- [What the task requires]
Find every line with the word "Angriffen" and give their count, nothing else.
= = = = = = =
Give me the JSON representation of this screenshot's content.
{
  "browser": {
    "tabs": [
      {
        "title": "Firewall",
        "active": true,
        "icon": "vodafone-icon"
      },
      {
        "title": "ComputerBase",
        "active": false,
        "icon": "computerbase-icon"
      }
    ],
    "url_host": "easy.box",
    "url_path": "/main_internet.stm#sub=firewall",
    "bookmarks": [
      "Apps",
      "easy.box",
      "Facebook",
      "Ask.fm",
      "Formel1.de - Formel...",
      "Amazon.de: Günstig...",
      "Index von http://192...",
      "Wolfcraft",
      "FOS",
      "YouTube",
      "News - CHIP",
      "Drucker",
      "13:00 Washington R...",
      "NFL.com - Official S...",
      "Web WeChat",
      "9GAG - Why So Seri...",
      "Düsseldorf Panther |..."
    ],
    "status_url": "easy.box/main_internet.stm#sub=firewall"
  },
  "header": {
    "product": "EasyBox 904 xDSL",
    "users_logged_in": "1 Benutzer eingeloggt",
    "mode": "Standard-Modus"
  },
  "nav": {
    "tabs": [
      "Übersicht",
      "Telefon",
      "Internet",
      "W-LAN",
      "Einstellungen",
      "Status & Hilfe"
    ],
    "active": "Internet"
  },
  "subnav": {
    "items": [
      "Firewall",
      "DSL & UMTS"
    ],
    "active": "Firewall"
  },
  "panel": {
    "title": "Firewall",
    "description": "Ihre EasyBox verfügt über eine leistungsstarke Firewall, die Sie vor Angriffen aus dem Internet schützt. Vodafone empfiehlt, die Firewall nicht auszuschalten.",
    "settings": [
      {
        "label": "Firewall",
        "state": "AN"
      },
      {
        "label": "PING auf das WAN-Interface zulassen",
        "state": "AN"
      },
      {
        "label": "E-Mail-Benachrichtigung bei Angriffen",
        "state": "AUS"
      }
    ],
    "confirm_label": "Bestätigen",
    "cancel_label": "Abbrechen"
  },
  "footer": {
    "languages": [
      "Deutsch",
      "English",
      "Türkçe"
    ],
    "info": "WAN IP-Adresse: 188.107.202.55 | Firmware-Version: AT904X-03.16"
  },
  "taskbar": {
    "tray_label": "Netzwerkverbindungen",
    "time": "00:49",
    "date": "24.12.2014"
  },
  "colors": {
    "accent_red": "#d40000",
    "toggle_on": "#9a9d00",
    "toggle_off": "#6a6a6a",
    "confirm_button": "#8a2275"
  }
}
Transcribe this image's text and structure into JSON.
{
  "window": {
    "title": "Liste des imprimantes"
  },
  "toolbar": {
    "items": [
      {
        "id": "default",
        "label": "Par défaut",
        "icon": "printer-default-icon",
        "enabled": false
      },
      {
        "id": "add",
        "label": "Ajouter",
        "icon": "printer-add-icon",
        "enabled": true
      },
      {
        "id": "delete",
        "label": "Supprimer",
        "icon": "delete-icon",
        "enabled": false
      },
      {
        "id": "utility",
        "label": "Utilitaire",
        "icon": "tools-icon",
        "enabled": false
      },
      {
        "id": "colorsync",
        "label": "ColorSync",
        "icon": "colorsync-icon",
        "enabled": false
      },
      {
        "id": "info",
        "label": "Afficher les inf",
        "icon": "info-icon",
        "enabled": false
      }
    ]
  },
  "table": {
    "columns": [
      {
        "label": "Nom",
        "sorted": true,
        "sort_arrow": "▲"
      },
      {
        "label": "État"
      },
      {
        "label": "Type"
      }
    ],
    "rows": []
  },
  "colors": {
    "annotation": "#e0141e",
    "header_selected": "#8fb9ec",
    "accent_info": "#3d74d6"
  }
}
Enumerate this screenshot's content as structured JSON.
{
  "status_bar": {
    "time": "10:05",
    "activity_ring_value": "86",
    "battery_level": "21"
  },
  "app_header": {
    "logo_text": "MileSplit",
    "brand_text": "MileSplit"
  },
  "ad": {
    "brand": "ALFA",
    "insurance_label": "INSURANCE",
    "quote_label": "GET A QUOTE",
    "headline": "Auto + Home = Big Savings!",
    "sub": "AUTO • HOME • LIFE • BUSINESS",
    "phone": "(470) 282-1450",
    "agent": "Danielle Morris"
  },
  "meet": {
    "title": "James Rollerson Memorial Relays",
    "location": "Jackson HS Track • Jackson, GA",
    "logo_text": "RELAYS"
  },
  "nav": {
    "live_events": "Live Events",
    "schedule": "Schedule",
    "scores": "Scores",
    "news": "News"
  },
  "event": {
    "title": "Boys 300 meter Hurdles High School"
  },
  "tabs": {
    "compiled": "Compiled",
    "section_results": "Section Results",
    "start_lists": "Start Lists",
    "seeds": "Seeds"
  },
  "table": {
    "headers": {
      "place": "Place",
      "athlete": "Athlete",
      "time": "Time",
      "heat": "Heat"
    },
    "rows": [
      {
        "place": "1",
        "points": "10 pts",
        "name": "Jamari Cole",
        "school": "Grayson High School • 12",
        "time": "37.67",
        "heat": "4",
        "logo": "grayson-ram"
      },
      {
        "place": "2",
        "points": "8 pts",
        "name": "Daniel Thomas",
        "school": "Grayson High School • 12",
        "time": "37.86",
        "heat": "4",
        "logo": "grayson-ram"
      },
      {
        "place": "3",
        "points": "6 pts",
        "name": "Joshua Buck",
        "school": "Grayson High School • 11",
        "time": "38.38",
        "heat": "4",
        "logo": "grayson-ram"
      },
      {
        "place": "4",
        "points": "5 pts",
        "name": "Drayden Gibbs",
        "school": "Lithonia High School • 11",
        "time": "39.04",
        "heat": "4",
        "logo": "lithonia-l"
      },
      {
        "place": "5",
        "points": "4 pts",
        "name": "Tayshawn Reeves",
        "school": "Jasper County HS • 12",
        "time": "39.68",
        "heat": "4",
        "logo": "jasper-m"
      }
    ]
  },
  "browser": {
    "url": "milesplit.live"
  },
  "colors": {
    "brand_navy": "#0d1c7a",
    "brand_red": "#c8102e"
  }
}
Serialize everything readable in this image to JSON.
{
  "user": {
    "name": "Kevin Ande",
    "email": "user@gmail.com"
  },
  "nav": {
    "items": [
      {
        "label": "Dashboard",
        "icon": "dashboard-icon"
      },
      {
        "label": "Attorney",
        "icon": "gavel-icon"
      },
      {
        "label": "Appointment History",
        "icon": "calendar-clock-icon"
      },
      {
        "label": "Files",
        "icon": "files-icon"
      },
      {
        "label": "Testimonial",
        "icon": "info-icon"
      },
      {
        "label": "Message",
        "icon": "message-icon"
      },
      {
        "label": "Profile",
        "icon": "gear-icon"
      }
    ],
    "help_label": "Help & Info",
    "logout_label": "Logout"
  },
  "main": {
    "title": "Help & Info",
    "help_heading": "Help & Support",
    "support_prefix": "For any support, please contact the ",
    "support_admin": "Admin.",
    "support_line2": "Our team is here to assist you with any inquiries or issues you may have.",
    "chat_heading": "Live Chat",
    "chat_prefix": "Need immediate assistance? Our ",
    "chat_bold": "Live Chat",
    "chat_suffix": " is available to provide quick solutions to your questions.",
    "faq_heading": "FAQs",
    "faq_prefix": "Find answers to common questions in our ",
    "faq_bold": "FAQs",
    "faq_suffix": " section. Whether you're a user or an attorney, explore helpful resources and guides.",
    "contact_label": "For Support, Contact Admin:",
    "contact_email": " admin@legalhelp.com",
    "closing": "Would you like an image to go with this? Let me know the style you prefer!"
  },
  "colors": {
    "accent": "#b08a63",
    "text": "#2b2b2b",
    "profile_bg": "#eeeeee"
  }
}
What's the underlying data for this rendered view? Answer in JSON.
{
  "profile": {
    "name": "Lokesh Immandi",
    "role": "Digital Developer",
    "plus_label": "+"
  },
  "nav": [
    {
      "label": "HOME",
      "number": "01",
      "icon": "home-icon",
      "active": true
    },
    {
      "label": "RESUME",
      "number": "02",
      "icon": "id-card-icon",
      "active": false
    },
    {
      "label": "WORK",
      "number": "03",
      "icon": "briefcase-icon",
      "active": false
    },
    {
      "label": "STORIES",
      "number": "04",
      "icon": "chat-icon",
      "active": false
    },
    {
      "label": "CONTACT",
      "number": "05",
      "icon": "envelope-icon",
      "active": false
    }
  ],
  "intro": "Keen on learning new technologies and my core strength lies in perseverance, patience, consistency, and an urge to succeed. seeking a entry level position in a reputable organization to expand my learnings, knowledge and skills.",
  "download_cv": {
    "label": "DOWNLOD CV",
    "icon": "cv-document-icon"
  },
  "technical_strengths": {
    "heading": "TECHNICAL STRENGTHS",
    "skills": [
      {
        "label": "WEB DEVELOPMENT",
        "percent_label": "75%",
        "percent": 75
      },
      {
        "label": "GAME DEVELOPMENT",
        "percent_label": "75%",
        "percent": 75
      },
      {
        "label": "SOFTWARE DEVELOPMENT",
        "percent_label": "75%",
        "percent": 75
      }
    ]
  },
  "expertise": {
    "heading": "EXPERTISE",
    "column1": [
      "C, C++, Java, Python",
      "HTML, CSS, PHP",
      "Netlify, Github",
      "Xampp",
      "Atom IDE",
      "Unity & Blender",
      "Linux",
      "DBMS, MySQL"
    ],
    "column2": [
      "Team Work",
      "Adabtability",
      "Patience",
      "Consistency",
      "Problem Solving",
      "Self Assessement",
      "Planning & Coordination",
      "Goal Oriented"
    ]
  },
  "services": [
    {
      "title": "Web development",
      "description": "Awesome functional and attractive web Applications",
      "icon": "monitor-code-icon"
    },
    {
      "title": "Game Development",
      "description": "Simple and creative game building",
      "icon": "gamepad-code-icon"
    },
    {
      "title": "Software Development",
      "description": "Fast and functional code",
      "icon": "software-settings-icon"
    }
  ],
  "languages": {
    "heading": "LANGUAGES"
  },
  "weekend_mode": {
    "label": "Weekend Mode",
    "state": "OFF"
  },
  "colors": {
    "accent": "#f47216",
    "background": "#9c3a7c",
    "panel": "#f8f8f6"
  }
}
= = = = = = =
- [Answer]
2